- Dataset entries
......
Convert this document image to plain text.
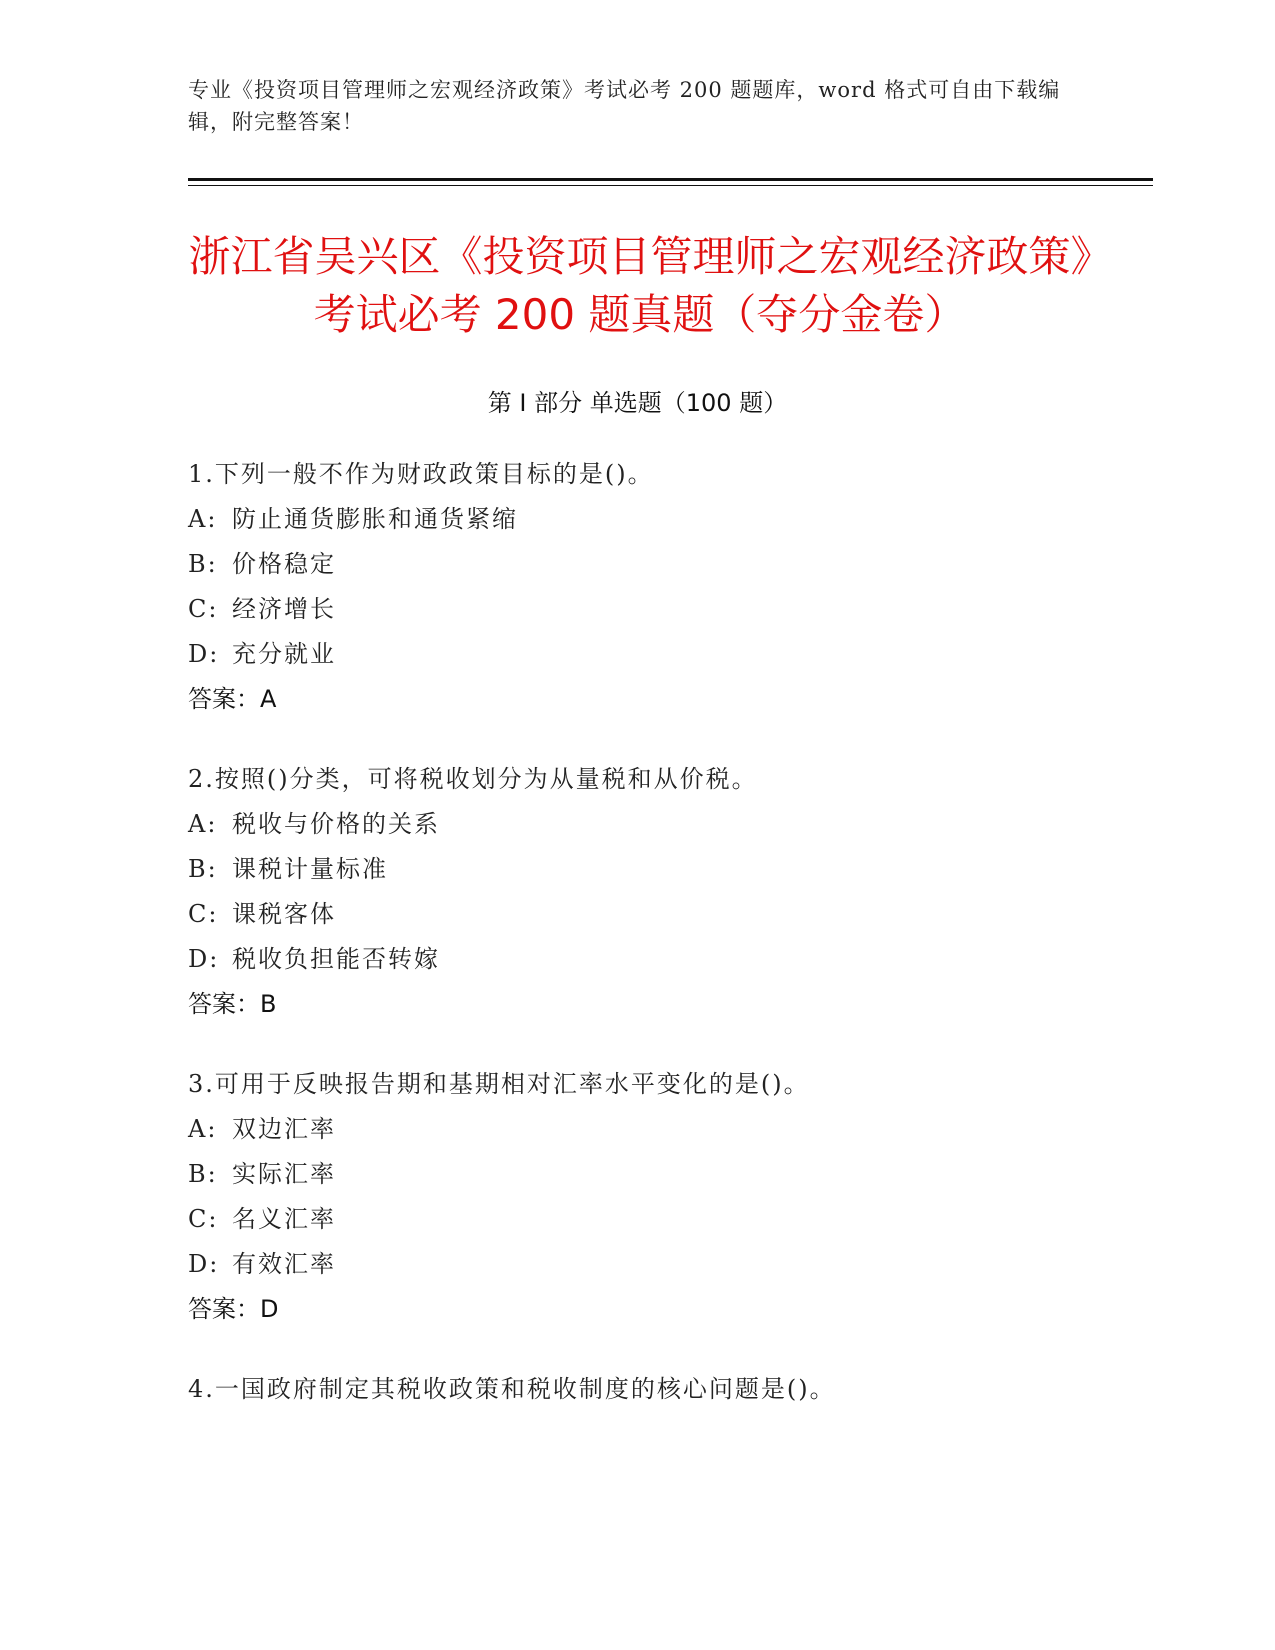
专业《投资项目管理师之宏观经济政策》考试必考 200 题题库，word 格式可自由下载编辑，附完整答案！
浙江省吴兴区《投资项目管理师之宏观经济政策》考试必考 200 题真题（夺分金卷）
第 I 部分 单选题（100 题）
1.下列一般不作为财政政策目标的是()。
A: 防止通货膨胀和通货紧缩
B: 价格稳定
C: 经济增长
D: 充分就业
答案：A
2.按照()分类，可将税收划分为从量税和从价税。
A: 税收与价格的关系
B: 课税计量标准
C: 课税客体
D: 税收负担能否转嫁
答案：B
3.可用于反映报告期和基期相对汇率水平变化的是()。
A: 双边汇率
B: 实际汇率
C: 名义汇率
D: 有效汇率
答案：D
4.一国政府制定其税收政策和税收制度的核心问题是()。
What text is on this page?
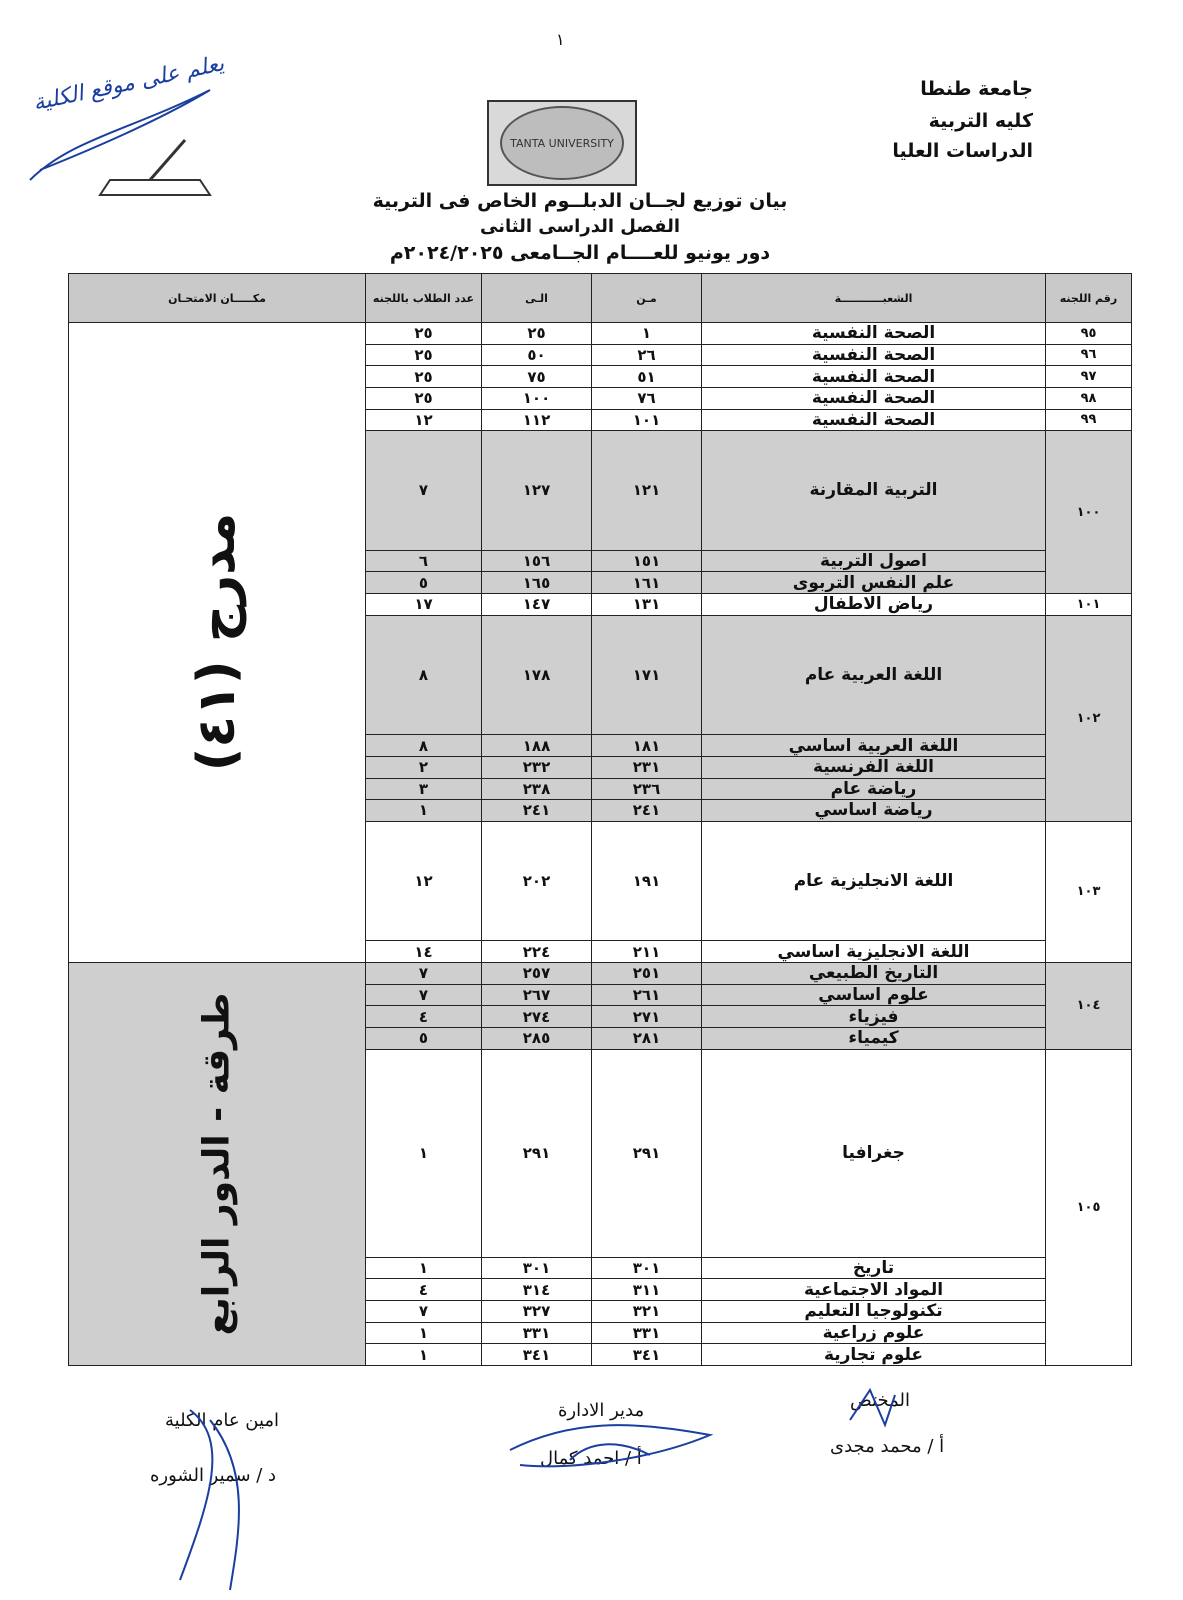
١
يعلم على موقع الكلية	جامعة طنطا
كليه التربية
الدراسات العليا
TANTA UNIVERSITY
بيان توزيع لجــان الدبلــوم الخاص فى التربية
الفصل الدراسى الثانى
دور يونيو للعــــام الجــامعى ٢٠٢٤/٢٠٢٥م
رقم اللجنه	الشعبـــــــــــة	مـن	الـى	عدد الطلاب باللجنه	مكـــــان الامتحـان
٩٥	الصحة النفسية	١	٢٥	٢٥	مدرج (٤١)

٩٦	الصحة النفسية	٢٦	٥٠	٢٥	
٩٧	الصحة النفسية	٥١	٧٥	٢٥	
٩٨	الصحة النفسية	٧٦	١٠٠	٢٥	
٩٩	الصحة النفسية	١٠١	١١٢	١٢	
١٠٠	التربية المقارنة	١٢١	١٢٧	٧	
	اصول التربية	١٥١	١٥٦	٦	
	علم النفس التربوى	١٦١	١٦٥	٥	
١٠١	رياض الاطفال	١٣١	١٤٧	١٧	
١٠٢	اللغة العربية عام	١٧١	١٧٨	٨	
	اللغة العربية اساسي	١٨١	١٨٨	٨	
	اللغة الفرنسية	٢٣١	٢٣٢	٢	
	رياضة عام	٢٣٦	٢٣٨	٣	
	رياضة اساسي	٢٤١	٢٤١	١	
١٠٣	اللغة الانجليزية عام	١٩١	٢٠٢	١٢	
	اللغة الانجليزية اساسي	٢١١	٢٢٤	١٤	
١٠٤	التاريخ الطبيعي	٢٥١	٢٥٧	٧	طرقة - الدور الرابع

	علوم اساسي	٢٦١	٢٦٧	٧	
	فيزياء	٢٧١	٢٧٤	٤	
	كيمياء	٢٨١	٢٨٥	٥	
١٠٥	جغرافيا	٢٩١	٢٩١	١	
	تاريخ	٣٠١	٣٠١	١	
	المواد الاجتماعية	٣١١	٣١٤	٤	
	تكنولوجيا التعليم	٣٢١	٣٢٧	٧	
	علوم زراعية	٣٣١	٣٣١	١	
	علوم تجارية	٣٤١	٣٤١	١	
المختص
أ / محمد مجدى
مدير الادارة
أ / احمد كمال
امين عام الكلية
د / سمير الشوره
......
- Problem statement
Write out the entries above word for word. Do not include the pictures.

- Complete output
Convert this document image to plain text.
专业《投资项目管理师之宏观经济政策》考试必考 200 题题库，word 格式可自由下载编辑，附完整答案！
浙江省吴兴区《投资项目管理师之宏观经济政策》考试必考 200 题真题（夺分金卷）
第 I 部分 单选题（100 题）
1.下列一般不作为财政政策目标的是()。
A: 防止通货膨胀和通货紧缩
B: 价格稳定
C: 经济增长
D: 充分就业
答案：A
2.按照()分类，可将税收划分为从量税和从价税。
A: 税收与价格的关系
B: 课税计量标准
C: 课税客体
D: 税收负担能否转嫁
答案：B
3.可用于反映报告期和基期相对汇率水平变化的是()。
A: 双边汇率
B: 实际汇率
C: 名义汇率
D: 有效汇率
答案：D
4.一国政府制定其税收政策和税收制度的核心问题是()。
What text is on this page?
١
يعلم على موقع الكلية	جامعة طنطا
كليه التربية
الدراسات العليا
TANTA UNIVERSITY
بيان توزيع لجــان الدبلــوم الخاص فى التربية
الفصل الدراسى الثانى
دور يونيو للعــــام الجــامعى ٢٠٢٤/٢٠٢٥م
رقم اللجنه	الشعبـــــــــــة	مـن	الـى	عدد الطلاب باللجنه	مكـــــان الامتحـان
٩٥	الصحة النفسية	١	٢٥	٢٥	مدرج (٤١)

٩٦	الصحة النفسية	٢٦	٥٠	٢٥	
٩٧	الصحة النفسية	٥١	٧٥	٢٥	
٩٨	الصحة النفسية	٧٦	١٠٠	٢٥	
٩٩	الصحة النفسية	١٠١	١١٢	١٢	
١٠٠	التربية المقارنة	١٢١	١٢٧	٧	
	اصول التربية	١٥١	١٥٦	٦	
	علم النفس التربوى	١٦١	١٦٥	٥	
١٠١	رياض الاطفال	١٣١	١٤٧	١٧	
١٠٢	اللغة العربية عام	١٧١	١٧٨	٨	
	اللغة العربية اساسي	١٨١	١٨٨	٨	
	اللغة الفرنسية	٢٣١	٢٣٢	٢	
	رياضة عام	٢٣٦	٢٣٨	٣	
	رياضة اساسي	٢٤١	٢٤١	١	
١٠٣	اللغة الانجليزية عام	١٩١	٢٠٢	١٢	
	اللغة الانجليزية اساسي	٢١١	٢٢٤	١٤	
١٠٤	التاريخ الطبيعي	٢٥١	٢٥٧	٧	طرقة - الدور الرابع

	علوم اساسي	٢٦١	٢٦٧	٧	
	فيزياء	٢٧١	٢٧٤	٤	
	كيمياء	٢٨١	٢٨٥	٥	
١٠٥	جغرافيا	٢٩١	٢٩١	١	
	تاريخ	٣٠١	٣٠١	١	
	المواد الاجتماعية	٣١١	٣١٤	٤	
	تكنولوجيا التعليم	٣٢١	٣٢٧	٧	
	علوم زراعية	٣٣١	٣٣١	١	
	علوم تجارية	٣٤١	٣٤١	١	
المختص
أ / محمد مجدى
مدير الادارة
أ / احمد كمال
امين عام الكلية
د / سمير الشوره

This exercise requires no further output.